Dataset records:

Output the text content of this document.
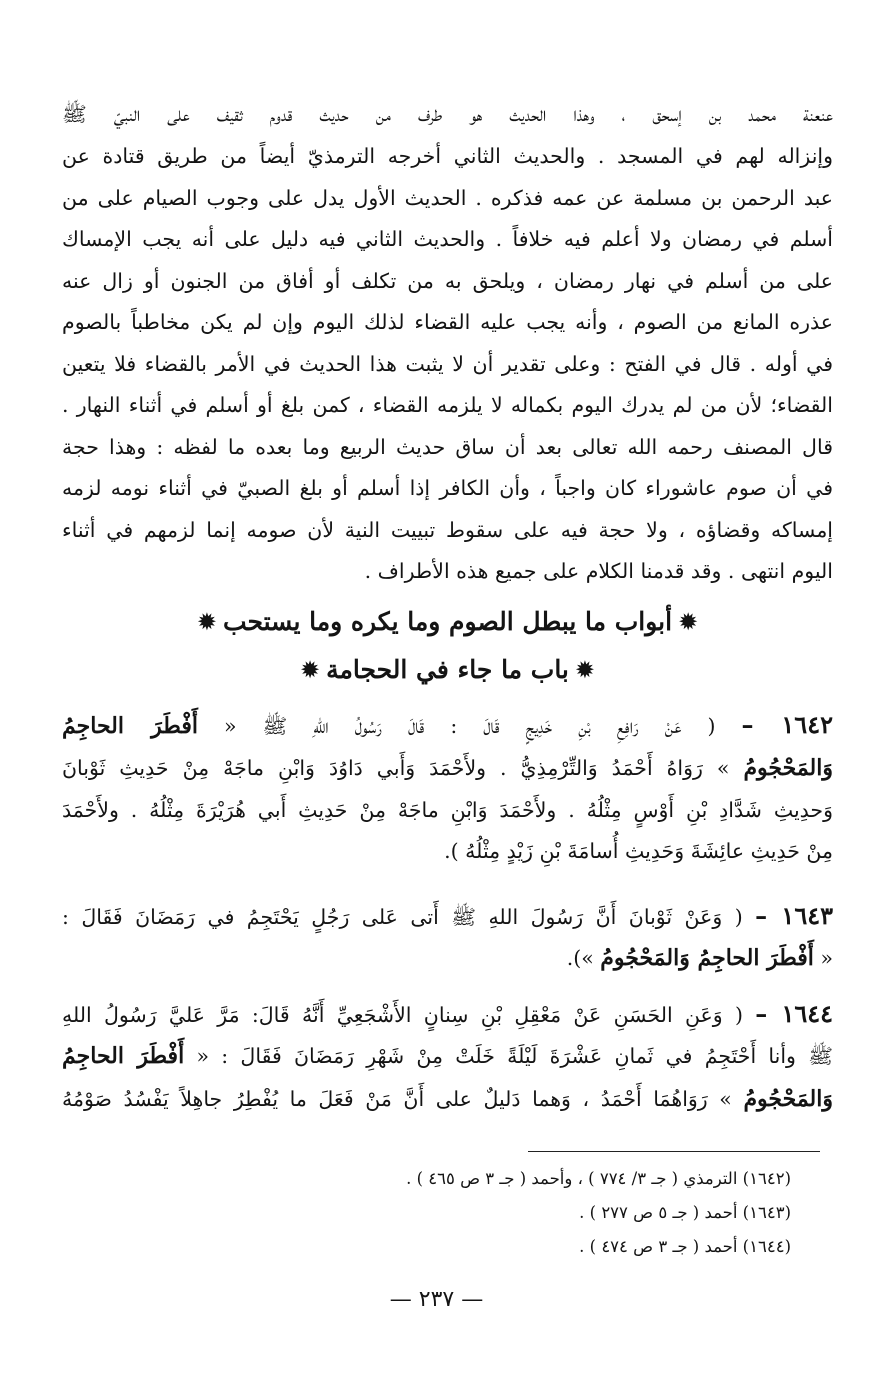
عنعنة محمد بن إسحق ، وهذا الحديث هو طرف من حديث قدوم ثقيف على النبيّ ﷺ
وإنزاله لهم في المسجد . والحديث الثاني أخرجه الترمذيّ أيضاً من طريق قتادة عن
عبد الرحمن بن مسلمة عن عمه فذكره . الحديث الأول يدل على وجوب الصيام على من
أسلم في رمضان ولا أعلم فيه خلافاً . والحديث الثاني فيه دليل على أنه يجب الإمساك
على من أسلم في نهار رمضان ، ويلحق به من تكلف أو أفاق من الجنون أو زال عنه
عذره المانع من الصوم ، وأنه يجب عليه القضاء لذلك اليوم وإن لم يكن مخاطباً بالصوم
في أوله . قال في الفتح : وعلى تقدير أن لا يثبت هذا الحديث في الأمر بالقضاء فلا يتعين
القضاء؛ لأن من لم يدرك اليوم بكماله لا يلزمه القضاء ، كمن بلغ أو أسلم في أثناء النهار .
قال المصنف رحمه الله تعالى بعد أن ساق حديث الربيع وما بعده ما لفظه : وهذا حجة
في أن صوم عاشوراء كان واجباً ، وأن الكافر إذا أسلم أو بلغ الصبيّ في أثناء نومه لزمه
إمساكه وقضاؤه ، ولا حجة فيه على سقوط تبييت النية لأن صومه إنما لزمهم في أثناء
اليوم انتهى . وقد قدمنا الكلام على جميع هذه الأطراف .
✹أبواب ما يبطل الصوم وما يكره وما يستحب✹
✹باب ما جاء في الحجامة✹
١٦٤٢ – ( عَنْ رَافِعِ بْنِ خَدِيجٍ قَالَ : قَالَ رَسُولُ اللهِ ﷺ « أَفْطَرَ الحاجِمُ
وَالمَحْجُومُ » رَوَاهُ أَحْمَدُ وَالتِّرْمِذِيُّ . ولأَحْمَدَ وَأَبي دَاوُدَ وَابْنِ ماجَهْ مِنْ حَدِيثِ ثَوْبانَ
وَحدِيثِ شَدَّادِ بْنِ أَوْسٍ مِثْلُهُ . ولأَحْمَدَ وَابْنِ ماجَهْ مِنْ حَدِيثِ أَبي هُرَيْرَةَ مِثْلُهُ . ولأَحْمَدَ
مِنْ حَدِيثِ عائِشَةَ وَحَدِيثِ أُسامَةَ بْنِ زَيْدٍ مِثْلُهُ ).
١٦٤٣ – ( وَعَنْ ثَوْبانَ أَنَّ رَسُولَ اللهِ ﷺ أَتى عَلى رَجُلٍ يَحْتَجِمُ في رَمَضَانَ فَقَالَ :
« أَفْطَرَ الحاجِمُ وَالمَحْجُومُ »).
١٦٤٤ – ( وَعَنِ الحَسَنِ عَنْ مَعْقِلِ بْنِ سِنانٍ الأَشْجَعِيِّ أَنَّهُ قَالَ: مَرَّ عَليَّ رَسُولُ اللهِ
ﷺ وأنا أَحْتَجِمُ في ثَمانِ عَشْرَةَ لَيْلَةً خَلَتْ مِنْ شَهْرِ رَمَضَانَ فَقَالَ : « أَفْطَرَ الحاجِمُ
وَالمَحْجُومُ » رَوَاهُمَا أَحْمَدُ ، وَهما دَليلٌ على أَنَّ مَنْ فَعَلَ ما يُفْطِرُ جاهِلاً يَفْسُدُ صَوْمُهُ
(١٦٤٢) الترمذي ( جـ ٣/ ٧٧٤ ) ، وأحمد ( جـ ٣ ص ٤٦٥ ) .
(١٦٤٣) أحمد ( جـ ٥ ص ٢٧٧ ) .
(١٦٤٤) أحمد ( جـ ٣ ص ٤٧٤ ) .
— ٢٣٧ —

- The task -
Output the records above exactly; leave out the pictures.

- Full response -
Output the text content of this document.
عنعنة محمد بن إسحق ، وهذا الحديث هو طرف من حديث قدوم ثقيف على النبيّ ﷺ
وإنزاله لهم في المسجد . والحديث الثاني أخرجه الترمذيّ أيضاً من طريق قتادة عن
عبد الرحمن بن مسلمة عن عمه فذكره . الحديث الأول يدل على وجوب الصيام على من
أسلم في رمضان ولا أعلم فيه خلافاً . والحديث الثاني فيه دليل على أنه يجب الإمساك
على من أسلم في نهار رمضان ، ويلحق به من تكلف أو أفاق من الجنون أو زال عنه
عذره المانع من الصوم ، وأنه يجب عليه القضاء لذلك اليوم وإن لم يكن مخاطباً بالصوم
في أوله . قال في الفتح : وعلى تقدير أن لا يثبت هذا الحديث في الأمر بالقضاء فلا يتعين
القضاء؛ لأن من لم يدرك اليوم بكماله لا يلزمه القضاء ، كمن بلغ أو أسلم في أثناء النهار .
قال المصنف رحمه الله تعالى بعد أن ساق حديث الربيع وما بعده ما لفظه : وهذا حجة
في أن صوم عاشوراء كان واجباً ، وأن الكافر إذا أسلم أو بلغ الصبيّ في أثناء نومه لزمه
إمساكه وقضاؤه ، ولا حجة فيه على سقوط تبييت النية لأن صومه إنما لزمهم في أثناء
اليوم انتهى . وقد قدمنا الكلام على جميع هذه الأطراف .
✹أبواب ما يبطل الصوم وما يكره وما يستحب✹
✹باب ما جاء في الحجامة✹
١٦٤٢ – ( عَنْ رَافِعِ بْنِ خَدِيجٍ قَالَ : قَالَ رَسُولُ اللهِ ﷺ « أَفْطَرَ الحاجِمُ
وَالمَحْجُومُ » رَوَاهُ أَحْمَدُ وَالتِّرْمِذِيُّ . ولأَحْمَدَ وَأَبي دَاوُدَ وَابْنِ ماجَهْ مِنْ حَدِيثِ ثَوْبانَ
وَحدِيثِ شَدَّادِ بْنِ أَوْسٍ مِثْلُهُ . ولأَحْمَدَ وَابْنِ ماجَهْ مِنْ حَدِيثِ أَبي هُرَيْرَةَ مِثْلُهُ . ولأَحْمَدَ
مِنْ حَدِيثِ عائِشَةَ وَحَدِيثِ أُسامَةَ بْنِ زَيْدٍ مِثْلُهُ ).
١٦٤٣ – ( وَعَنْ ثَوْبانَ أَنَّ رَسُولَ اللهِ ﷺ أَتى عَلى رَجُلٍ يَحْتَجِمُ في رَمَضَانَ فَقَالَ :
« أَفْطَرَ الحاجِمُ وَالمَحْجُومُ »).
١٦٤٤ – ( وَعَنِ الحَسَنِ عَنْ مَعْقِلِ بْنِ سِنانٍ الأَشْجَعِيِّ أَنَّهُ قَالَ: مَرَّ عَليَّ رَسُولُ اللهِ
ﷺ وأنا أَحْتَجِمُ في ثَمانِ عَشْرَةَ لَيْلَةً خَلَتْ مِنْ شَهْرِ رَمَضَانَ فَقَالَ : « أَفْطَرَ الحاجِمُ
وَالمَحْجُومُ » رَوَاهُمَا أَحْمَدُ ، وَهما دَليلٌ على أَنَّ مَنْ فَعَلَ ما يُفْطِرُ جاهِلاً يَفْسُدُ صَوْمُهُ
(١٦٤٢) الترمذي ( جـ ٣/ ٧٧٤ ) ، وأحمد ( جـ ٣ ص ٤٦٥ ) .
(١٦٤٣) أحمد ( جـ ٥ ص ٢٧٧ ) .
(١٦٤٤) أحمد ( جـ ٣ ص ٤٧٤ ) .
— ٢٣٧ —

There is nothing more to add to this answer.